▶ _TO BE DONE_: Please copy the listing word for word, starting at its first line and ending at the line that contains "attribute: collaborative: they".
[Begin SUPPLIED MATERIAL]
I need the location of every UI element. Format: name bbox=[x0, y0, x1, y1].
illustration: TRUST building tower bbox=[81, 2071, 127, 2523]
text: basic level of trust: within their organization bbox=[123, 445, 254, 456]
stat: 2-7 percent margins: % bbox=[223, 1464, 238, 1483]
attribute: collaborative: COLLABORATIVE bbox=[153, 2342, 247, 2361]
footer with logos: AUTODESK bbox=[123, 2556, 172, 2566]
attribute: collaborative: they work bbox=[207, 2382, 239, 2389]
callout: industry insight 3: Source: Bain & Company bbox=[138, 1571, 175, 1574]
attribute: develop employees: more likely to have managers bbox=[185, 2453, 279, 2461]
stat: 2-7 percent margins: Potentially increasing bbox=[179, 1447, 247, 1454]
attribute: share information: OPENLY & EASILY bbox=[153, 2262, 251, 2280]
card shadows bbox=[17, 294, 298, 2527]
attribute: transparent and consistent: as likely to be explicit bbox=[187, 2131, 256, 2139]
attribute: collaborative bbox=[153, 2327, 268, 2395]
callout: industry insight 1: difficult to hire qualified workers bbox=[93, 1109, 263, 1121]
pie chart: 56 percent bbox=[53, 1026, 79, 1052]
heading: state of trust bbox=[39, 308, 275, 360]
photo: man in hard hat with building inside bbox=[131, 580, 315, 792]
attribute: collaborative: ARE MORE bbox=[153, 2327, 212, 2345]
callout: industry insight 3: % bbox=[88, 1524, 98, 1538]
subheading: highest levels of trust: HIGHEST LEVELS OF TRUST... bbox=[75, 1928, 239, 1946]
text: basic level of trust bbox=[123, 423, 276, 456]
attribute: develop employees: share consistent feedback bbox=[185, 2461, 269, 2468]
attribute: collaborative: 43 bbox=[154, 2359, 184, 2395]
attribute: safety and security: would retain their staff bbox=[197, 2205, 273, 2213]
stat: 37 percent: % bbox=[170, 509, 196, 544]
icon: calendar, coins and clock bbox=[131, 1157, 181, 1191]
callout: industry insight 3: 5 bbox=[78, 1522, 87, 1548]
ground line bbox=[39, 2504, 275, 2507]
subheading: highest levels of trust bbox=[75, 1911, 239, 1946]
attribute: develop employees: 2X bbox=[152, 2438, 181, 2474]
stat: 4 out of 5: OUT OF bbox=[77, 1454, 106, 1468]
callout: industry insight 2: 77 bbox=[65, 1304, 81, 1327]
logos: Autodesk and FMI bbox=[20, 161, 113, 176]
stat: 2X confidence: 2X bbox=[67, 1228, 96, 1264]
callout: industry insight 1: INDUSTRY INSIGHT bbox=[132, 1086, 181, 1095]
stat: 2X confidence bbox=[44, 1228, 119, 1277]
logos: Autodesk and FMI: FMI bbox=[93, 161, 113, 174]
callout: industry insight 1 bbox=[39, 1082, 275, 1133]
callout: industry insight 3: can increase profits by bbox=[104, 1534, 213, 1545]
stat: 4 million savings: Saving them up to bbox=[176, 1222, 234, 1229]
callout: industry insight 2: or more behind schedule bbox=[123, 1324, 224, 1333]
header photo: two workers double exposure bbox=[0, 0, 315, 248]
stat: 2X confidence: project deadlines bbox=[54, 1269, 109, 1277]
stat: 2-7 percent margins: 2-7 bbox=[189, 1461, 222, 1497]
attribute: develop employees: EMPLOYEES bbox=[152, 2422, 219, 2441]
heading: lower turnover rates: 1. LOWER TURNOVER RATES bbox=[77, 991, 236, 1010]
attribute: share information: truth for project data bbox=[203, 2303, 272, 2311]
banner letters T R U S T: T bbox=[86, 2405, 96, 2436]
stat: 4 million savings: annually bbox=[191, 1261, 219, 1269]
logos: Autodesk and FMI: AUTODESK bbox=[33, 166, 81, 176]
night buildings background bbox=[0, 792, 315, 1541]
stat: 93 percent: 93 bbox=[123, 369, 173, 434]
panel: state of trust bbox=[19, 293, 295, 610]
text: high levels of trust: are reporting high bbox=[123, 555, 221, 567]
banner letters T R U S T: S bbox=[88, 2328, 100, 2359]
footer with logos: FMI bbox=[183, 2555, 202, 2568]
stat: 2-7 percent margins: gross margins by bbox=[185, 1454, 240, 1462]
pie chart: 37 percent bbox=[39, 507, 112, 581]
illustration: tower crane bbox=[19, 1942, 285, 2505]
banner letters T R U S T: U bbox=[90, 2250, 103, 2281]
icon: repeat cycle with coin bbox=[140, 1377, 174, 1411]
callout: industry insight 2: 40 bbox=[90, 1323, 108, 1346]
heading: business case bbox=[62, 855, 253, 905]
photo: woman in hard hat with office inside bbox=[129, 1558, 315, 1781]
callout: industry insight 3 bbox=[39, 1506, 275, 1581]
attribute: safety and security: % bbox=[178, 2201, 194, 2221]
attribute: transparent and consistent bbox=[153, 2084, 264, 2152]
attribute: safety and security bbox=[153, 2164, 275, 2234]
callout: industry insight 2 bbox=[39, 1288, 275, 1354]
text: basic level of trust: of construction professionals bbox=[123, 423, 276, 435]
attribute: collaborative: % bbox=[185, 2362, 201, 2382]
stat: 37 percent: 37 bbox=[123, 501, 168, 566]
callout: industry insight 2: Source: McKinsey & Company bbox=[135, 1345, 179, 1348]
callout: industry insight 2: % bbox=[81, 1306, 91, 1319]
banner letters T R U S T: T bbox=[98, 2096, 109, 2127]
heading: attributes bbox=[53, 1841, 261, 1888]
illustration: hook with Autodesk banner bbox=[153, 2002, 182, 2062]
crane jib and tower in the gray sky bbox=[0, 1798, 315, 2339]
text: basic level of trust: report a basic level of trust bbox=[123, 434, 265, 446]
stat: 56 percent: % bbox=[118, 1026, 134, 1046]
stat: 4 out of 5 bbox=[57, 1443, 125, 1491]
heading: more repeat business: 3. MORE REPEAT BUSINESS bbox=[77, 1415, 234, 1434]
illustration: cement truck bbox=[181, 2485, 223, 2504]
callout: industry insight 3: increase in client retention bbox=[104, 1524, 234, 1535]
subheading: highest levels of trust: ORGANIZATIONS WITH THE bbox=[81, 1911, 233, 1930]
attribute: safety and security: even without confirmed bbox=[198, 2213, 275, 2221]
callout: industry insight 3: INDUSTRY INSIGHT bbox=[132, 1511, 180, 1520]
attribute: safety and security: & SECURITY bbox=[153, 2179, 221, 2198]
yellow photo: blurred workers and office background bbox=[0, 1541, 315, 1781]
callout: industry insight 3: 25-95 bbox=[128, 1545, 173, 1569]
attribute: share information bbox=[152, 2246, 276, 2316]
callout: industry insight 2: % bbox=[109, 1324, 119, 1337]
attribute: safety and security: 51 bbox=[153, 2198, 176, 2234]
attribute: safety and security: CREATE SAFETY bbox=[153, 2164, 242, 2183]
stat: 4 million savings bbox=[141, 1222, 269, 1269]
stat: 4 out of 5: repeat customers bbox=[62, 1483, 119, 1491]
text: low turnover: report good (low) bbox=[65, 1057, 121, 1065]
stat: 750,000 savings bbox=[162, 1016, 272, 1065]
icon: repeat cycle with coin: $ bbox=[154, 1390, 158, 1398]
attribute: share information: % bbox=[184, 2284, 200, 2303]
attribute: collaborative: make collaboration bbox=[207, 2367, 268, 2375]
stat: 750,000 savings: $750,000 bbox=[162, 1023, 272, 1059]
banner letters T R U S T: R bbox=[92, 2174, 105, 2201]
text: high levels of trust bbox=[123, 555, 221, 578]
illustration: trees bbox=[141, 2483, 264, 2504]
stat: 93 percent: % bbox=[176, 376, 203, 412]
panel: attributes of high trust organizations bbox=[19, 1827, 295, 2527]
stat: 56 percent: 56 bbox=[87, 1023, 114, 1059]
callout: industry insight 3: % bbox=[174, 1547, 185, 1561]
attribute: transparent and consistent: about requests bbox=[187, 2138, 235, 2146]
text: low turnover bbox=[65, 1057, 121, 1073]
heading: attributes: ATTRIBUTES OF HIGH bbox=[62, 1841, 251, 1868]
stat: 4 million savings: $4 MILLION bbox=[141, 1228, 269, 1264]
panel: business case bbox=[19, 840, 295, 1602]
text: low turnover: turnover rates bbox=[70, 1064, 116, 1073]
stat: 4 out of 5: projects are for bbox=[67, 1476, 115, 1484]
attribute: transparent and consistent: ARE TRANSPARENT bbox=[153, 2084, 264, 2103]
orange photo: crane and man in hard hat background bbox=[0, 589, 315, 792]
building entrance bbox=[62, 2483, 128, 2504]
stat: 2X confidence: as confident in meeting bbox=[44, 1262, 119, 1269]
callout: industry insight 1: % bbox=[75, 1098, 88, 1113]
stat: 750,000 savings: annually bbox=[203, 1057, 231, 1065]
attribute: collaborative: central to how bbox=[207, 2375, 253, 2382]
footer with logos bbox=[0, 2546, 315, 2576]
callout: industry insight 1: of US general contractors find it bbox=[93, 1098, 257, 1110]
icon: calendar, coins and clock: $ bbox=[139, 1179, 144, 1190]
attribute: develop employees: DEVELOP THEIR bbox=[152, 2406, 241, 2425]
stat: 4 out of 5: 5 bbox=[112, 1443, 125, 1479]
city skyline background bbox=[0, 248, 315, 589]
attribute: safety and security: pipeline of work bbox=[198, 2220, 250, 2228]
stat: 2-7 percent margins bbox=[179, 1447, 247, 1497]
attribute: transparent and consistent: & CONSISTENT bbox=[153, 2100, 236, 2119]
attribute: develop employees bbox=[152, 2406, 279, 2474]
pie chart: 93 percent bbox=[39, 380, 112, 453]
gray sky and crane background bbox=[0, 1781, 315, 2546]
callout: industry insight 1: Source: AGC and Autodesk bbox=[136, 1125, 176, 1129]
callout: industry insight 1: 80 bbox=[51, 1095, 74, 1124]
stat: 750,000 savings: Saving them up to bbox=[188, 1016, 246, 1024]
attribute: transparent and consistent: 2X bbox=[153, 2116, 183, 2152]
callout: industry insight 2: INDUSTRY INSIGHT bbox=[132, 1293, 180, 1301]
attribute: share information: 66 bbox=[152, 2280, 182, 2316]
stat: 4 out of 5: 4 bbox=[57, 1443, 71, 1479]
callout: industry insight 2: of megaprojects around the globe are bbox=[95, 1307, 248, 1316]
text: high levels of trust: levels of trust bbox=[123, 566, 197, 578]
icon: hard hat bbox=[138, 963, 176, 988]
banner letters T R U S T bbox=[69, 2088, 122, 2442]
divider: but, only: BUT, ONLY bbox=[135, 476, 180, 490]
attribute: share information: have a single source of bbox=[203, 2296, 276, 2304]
[End SUPPLIED MATERIAL]
▶ _COMPLETE OUTPUT_:
I need the location of every UI element. Format: name bbox=[x0, y0, x1, y1].
illustration: TRUST building tower bbox=[81, 2071, 127, 2523]
text: basic level of trust: within their organization bbox=[123, 445, 254, 456]
stat: 2-7 percent margins: % bbox=[223, 1464, 238, 1483]
attribute: collaborative: COLLABORATIVE bbox=[153, 2342, 247, 2361]
footer with logos: AUTODESK bbox=[123, 2556, 172, 2566]
attribute: collaborative: they work bbox=[207, 2382, 239, 2389]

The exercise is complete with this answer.